**Material**
--- begin ---

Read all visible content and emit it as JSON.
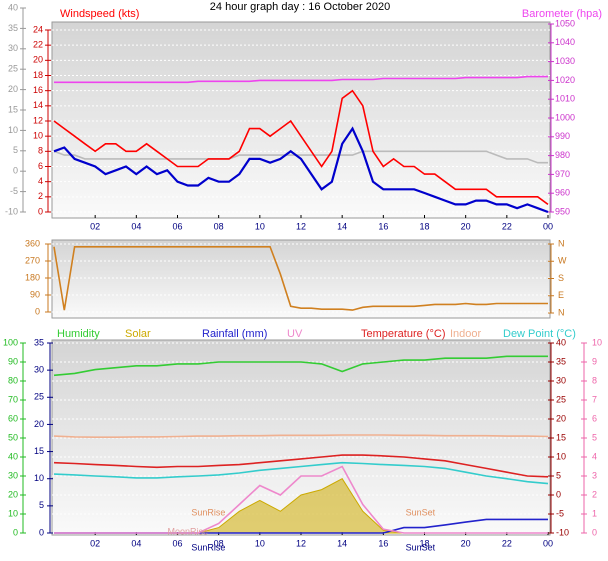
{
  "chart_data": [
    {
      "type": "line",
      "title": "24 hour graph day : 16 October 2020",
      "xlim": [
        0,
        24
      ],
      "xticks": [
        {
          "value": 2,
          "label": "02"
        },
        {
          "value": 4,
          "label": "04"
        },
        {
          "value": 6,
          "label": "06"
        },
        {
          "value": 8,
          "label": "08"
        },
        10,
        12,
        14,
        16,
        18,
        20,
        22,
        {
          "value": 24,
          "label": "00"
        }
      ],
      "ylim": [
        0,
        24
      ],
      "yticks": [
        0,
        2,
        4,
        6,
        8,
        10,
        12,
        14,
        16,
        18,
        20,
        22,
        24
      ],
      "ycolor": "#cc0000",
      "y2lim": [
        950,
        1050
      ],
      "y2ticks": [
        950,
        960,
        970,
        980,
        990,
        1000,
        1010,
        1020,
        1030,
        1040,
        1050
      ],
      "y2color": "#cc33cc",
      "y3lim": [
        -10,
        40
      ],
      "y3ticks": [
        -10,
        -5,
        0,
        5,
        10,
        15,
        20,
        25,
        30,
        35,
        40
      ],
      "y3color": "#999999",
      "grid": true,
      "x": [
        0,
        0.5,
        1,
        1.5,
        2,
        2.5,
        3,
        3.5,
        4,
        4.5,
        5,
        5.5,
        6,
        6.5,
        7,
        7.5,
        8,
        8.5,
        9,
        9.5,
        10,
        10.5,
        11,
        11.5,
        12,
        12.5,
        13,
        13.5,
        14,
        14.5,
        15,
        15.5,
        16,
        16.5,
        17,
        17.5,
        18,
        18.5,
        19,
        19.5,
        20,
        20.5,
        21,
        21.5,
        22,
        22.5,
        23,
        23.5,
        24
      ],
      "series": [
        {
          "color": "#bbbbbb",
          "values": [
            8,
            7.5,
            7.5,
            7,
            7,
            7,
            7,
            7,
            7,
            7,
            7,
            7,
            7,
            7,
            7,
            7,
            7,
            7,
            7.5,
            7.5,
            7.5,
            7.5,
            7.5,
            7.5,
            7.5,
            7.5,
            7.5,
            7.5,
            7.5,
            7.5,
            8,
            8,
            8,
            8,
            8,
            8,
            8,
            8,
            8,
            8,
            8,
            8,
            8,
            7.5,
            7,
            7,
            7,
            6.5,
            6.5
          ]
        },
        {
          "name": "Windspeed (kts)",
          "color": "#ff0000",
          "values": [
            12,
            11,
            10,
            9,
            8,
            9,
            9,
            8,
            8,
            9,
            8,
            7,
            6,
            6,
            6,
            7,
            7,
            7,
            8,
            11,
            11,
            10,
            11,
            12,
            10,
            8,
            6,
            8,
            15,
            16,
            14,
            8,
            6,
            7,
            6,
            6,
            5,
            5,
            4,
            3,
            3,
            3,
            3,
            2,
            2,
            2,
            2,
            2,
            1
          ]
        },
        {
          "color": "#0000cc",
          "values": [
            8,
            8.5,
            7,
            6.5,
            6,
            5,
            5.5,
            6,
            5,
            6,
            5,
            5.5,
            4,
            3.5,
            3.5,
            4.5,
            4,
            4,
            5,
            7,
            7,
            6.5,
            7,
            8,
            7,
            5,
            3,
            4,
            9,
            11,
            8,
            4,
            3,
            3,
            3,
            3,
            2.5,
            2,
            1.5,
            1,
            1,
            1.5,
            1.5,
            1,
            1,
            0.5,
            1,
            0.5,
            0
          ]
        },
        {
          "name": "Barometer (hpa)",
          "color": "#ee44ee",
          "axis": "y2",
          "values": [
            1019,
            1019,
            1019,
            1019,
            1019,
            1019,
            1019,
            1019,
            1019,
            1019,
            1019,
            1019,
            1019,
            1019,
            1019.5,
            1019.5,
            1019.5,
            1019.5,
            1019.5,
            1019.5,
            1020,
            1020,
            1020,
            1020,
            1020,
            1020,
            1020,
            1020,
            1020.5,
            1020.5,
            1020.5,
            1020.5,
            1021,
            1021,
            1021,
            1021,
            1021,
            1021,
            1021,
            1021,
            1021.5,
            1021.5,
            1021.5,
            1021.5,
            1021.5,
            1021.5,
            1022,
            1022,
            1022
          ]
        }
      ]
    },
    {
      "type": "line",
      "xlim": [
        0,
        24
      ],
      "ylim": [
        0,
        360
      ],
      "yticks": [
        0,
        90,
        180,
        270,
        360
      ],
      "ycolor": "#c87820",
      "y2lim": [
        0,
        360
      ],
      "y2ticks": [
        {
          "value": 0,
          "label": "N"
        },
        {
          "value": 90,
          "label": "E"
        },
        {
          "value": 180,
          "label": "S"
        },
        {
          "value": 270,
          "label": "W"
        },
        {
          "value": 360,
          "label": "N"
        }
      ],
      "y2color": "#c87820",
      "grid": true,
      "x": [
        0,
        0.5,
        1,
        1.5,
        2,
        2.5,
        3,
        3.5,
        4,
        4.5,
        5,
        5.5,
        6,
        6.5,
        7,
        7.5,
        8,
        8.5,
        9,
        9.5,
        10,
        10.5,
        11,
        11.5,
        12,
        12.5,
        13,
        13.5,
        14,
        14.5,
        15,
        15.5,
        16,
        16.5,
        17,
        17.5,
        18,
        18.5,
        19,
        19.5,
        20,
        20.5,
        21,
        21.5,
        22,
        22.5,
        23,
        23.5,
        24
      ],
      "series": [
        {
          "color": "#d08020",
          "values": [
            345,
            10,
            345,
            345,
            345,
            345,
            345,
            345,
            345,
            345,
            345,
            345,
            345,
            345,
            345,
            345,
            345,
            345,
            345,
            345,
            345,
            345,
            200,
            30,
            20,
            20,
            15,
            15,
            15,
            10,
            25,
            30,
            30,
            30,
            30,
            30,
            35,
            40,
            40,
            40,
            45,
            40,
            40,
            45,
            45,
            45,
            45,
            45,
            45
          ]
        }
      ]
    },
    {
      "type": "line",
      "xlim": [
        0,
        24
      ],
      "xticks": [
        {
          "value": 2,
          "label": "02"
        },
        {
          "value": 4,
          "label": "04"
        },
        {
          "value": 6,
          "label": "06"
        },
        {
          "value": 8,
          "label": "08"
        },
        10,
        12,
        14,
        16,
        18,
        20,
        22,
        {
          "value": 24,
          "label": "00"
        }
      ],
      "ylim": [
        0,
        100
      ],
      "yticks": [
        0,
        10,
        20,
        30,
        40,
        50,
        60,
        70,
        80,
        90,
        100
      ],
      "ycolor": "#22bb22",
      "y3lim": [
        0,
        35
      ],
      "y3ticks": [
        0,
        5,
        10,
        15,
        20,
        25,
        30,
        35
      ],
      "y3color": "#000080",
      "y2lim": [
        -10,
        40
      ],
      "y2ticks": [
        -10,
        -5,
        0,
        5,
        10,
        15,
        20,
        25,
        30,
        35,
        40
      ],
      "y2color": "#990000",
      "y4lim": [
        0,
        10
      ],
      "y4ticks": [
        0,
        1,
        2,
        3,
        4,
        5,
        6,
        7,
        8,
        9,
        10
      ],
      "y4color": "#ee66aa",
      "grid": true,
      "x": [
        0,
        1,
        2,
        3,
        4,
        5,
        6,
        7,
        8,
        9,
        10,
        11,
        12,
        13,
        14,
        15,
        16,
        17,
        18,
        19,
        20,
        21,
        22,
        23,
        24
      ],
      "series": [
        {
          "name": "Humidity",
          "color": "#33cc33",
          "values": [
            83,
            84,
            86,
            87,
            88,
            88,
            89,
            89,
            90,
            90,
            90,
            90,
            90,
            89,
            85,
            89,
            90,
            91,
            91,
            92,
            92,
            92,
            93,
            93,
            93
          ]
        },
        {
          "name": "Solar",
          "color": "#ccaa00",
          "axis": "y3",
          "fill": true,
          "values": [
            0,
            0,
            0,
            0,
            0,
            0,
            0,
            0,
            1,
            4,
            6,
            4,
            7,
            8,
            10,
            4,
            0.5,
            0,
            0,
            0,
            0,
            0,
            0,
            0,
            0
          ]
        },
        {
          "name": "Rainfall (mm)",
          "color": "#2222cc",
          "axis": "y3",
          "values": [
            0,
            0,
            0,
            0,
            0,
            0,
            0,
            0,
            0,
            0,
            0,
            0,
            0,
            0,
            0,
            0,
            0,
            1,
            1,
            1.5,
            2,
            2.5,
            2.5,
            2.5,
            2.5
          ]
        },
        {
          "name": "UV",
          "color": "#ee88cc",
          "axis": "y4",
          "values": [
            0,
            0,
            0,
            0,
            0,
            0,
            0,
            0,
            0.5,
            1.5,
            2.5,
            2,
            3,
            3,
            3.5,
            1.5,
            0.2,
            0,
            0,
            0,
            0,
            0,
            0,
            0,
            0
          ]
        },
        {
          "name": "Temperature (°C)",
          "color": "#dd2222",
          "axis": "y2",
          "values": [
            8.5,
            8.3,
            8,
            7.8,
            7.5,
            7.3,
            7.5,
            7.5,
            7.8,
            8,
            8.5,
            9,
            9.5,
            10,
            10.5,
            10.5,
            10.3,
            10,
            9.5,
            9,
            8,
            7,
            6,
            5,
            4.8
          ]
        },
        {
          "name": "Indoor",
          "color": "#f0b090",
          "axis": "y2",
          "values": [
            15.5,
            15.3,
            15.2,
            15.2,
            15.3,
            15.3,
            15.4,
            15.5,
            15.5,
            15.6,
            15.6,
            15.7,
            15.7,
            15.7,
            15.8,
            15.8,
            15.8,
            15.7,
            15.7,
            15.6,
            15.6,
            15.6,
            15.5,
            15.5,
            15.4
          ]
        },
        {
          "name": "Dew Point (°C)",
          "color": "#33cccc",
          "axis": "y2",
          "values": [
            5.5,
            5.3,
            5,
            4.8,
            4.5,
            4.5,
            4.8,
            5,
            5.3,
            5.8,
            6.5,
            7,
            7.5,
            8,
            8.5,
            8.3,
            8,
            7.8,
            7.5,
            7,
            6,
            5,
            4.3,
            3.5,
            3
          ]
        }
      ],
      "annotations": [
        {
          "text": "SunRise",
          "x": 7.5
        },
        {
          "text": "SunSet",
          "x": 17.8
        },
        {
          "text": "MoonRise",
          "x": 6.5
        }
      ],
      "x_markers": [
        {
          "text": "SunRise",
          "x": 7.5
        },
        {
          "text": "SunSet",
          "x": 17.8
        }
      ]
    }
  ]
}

--- end ---

**Task requirements**
Scan the entries above for the word "name" and collect each line holding it.

**Task result**
          "name": "Windspeed (kts)",
          "name": "Barometer (hpa)",
          "name": "Humidity",
          "name": "Solar",
          "name": "Rainfall (mm)",
          "name": "UV",
          "name": "Temperature (°C)",
          "name": "Indoor",
          "name": "Dew Point (°C)",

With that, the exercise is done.